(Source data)
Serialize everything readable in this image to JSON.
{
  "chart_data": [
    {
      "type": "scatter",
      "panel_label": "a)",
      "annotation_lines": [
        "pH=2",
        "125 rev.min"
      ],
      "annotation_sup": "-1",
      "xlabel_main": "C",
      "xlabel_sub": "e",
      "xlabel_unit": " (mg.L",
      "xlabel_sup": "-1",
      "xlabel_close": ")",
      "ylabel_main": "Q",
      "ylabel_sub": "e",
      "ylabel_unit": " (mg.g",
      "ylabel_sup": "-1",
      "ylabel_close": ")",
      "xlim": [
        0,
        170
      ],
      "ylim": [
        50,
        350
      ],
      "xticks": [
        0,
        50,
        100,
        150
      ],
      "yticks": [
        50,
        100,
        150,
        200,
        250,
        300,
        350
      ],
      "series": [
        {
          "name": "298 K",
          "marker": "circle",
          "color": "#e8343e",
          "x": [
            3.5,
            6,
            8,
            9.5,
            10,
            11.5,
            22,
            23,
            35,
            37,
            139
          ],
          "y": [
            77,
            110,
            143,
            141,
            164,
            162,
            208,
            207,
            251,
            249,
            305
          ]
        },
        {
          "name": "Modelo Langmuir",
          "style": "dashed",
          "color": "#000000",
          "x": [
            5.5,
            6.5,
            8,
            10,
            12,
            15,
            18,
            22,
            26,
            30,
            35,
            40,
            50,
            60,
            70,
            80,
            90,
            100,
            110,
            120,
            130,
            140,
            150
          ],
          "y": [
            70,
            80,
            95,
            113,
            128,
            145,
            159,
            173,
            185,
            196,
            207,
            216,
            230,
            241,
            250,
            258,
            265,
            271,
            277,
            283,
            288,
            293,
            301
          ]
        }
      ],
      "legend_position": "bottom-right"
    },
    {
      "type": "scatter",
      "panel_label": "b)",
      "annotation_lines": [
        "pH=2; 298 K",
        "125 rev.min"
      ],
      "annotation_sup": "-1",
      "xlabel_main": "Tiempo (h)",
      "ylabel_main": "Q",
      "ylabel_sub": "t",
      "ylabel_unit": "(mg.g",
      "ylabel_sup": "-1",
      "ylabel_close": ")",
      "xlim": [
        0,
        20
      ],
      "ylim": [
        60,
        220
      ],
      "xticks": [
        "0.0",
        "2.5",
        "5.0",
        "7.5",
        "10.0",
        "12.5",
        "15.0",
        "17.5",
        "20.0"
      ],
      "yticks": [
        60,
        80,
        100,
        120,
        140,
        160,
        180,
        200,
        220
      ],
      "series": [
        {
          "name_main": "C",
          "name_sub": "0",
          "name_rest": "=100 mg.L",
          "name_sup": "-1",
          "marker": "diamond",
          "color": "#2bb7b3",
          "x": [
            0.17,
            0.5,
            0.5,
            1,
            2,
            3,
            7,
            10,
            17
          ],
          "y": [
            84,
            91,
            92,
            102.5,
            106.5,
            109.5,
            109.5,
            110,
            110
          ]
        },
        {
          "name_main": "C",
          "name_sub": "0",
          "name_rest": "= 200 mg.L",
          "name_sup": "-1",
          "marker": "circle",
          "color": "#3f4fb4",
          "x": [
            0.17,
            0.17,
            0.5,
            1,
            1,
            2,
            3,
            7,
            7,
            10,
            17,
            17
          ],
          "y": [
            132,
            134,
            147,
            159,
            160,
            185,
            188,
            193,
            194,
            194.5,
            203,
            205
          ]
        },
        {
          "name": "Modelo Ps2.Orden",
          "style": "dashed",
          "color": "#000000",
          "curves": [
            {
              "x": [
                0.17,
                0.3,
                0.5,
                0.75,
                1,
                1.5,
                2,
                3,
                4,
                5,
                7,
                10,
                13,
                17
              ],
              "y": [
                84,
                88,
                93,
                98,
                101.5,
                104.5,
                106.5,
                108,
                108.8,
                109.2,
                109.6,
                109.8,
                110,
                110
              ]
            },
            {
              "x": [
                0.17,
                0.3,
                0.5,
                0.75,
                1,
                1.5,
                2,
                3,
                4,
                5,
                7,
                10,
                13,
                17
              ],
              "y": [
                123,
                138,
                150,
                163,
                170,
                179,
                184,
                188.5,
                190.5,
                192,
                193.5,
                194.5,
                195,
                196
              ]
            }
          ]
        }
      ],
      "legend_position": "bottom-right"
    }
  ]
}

**SHORT PROBLEM**
Copy out every line from the data above that has "color" in it.

**THE SOLUTION**
          "color": "#e8343e",
          "color": "#000000",
          "color": "#2bb7b3",
          "color": "#3f4fb4",
          "color": "#000000",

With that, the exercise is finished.